** Start **

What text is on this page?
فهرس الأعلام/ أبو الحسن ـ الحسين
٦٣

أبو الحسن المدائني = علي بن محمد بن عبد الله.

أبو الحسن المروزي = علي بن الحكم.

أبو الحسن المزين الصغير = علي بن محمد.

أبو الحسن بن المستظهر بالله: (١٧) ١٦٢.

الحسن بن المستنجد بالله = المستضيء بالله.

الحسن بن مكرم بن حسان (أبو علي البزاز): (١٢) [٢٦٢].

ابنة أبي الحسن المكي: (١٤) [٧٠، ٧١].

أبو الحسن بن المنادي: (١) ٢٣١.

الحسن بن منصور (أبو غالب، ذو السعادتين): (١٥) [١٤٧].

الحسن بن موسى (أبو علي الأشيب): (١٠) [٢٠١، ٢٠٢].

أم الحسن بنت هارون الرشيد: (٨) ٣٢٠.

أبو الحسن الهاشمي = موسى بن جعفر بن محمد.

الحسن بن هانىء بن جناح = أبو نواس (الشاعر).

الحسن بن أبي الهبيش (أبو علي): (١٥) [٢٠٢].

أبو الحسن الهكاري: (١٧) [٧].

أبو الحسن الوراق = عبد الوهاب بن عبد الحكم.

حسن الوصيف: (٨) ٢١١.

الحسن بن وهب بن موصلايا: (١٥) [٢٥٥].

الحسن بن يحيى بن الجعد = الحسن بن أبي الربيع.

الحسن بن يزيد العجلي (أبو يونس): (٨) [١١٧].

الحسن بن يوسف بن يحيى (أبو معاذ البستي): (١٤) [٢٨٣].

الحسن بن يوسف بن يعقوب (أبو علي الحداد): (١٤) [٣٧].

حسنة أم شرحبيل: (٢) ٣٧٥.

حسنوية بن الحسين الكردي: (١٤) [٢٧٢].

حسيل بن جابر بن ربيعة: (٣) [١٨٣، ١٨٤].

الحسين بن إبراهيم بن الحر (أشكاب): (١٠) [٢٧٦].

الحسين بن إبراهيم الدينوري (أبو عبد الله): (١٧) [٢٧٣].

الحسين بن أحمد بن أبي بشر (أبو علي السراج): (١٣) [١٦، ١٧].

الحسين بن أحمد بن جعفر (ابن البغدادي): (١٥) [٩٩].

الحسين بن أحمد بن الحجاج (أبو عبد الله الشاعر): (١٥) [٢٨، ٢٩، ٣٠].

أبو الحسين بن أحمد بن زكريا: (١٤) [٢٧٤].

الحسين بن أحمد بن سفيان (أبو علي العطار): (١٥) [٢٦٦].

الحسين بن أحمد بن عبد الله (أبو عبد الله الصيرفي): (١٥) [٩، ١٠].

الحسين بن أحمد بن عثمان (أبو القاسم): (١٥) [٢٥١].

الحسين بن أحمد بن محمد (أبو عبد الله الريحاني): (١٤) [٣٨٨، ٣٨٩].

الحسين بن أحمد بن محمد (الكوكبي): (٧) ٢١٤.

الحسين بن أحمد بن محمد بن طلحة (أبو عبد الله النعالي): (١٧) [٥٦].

** End **

> [AIM]: Go through the records above and set each one down exactly, please.

> [TASK RESPONSE]:
What text is on this page?
فهرس الأعلام/ أبو الحسن ـ الحسين
٦٣

أبو الحسن المدائني = علي بن محمد بن عبد الله.

أبو الحسن المروزي = علي بن الحكم.

أبو الحسن المزين الصغير = علي بن محمد.

أبو الحسن بن المستظهر بالله: (١٧) ١٦٢.

الحسن بن المستنجد بالله = المستضيء بالله.

الحسن بن مكرم بن حسان (أبو علي البزاز): (١٢) [٢٦٢].

ابنة أبي الحسن المكي: (١٤) [٧٠، ٧١].

أبو الحسن بن المنادي: (١) ٢٣١.

الحسن بن منصور (أبو غالب، ذو السعادتين): (١٥) [١٤٧].

الحسن بن موسى (أبو علي الأشيب): (١٠) [٢٠١، ٢٠٢].

أم الحسن بنت هارون الرشيد: (٨) ٣٢٠.

أبو الحسن الهاشمي = موسى بن جعفر بن محمد.

الحسن بن هانىء بن جناح = أبو نواس (الشاعر).

الحسن بن أبي الهبيش (أبو علي): (١٥) [٢٠٢].

أبو الحسن الهكاري: (١٧) [٧].

أبو الحسن الوراق = عبد الوهاب بن عبد الحكم.

حسن الوصيف: (٨) ٢١١.

الحسن بن وهب بن موصلايا: (١٥) [٢٥٥].

الحسن بن يحيى بن الجعد = الحسن بن أبي الربيع.

الحسن بن يزيد العجلي (أبو يونس): (٨) [١١٧].

الحسن بن يوسف بن يحيى (أبو معاذ البستي): (١٤) [٢٨٣].

الحسن بن يوسف بن يعقوب (أبو علي الحداد): (١٤) [٣٧].

حسنة أم شرحبيل: (٢) ٣٧٥.

حسنوية بن الحسين الكردي: (١٤) [٢٧٢].

حسيل بن جابر بن ربيعة: (٣) [١٨٣، ١٨٤].

الحسين بن إبراهيم بن الحر (أشكاب): (١٠) [٢٧٦].

الحسين بن إبراهيم الدينوري (أبو عبد الله): (١٧) [٢٧٣].

الحسين بن أحمد بن أبي بشر (أبو علي السراج): (١٣) [١٦، ١٧].

الحسين بن أحمد بن جعفر (ابن البغدادي): (١٥) [٩٩].

الحسين بن أحمد بن الحجاج (أبو عبد الله الشاعر): (١٥) [٢٨، ٢٩، ٣٠].

أبو الحسين بن أحمد بن زكريا: (١٤) [٢٧٤].

الحسين بن أحمد بن سفيان (أبو علي العطار): (١٥) [٢٦٦].

الحسين بن أحمد بن عبد الله (أبو عبد الله الصيرفي): (١٥) [٩، ١٠].

الحسين بن أحمد بن عثمان (أبو القاسم): (١٥) [٢٥١].

الحسين بن أحمد بن محمد (أبو عبد الله الريحاني): (١٤) [٣٨٨، ٣٨٩].

الحسين بن أحمد بن محمد (الكوكبي): (٧) ٢١٤.

الحسين بن أحمد بن محمد بن طلحة (أبو عبد الله النعالي): (١٧) [٥٦].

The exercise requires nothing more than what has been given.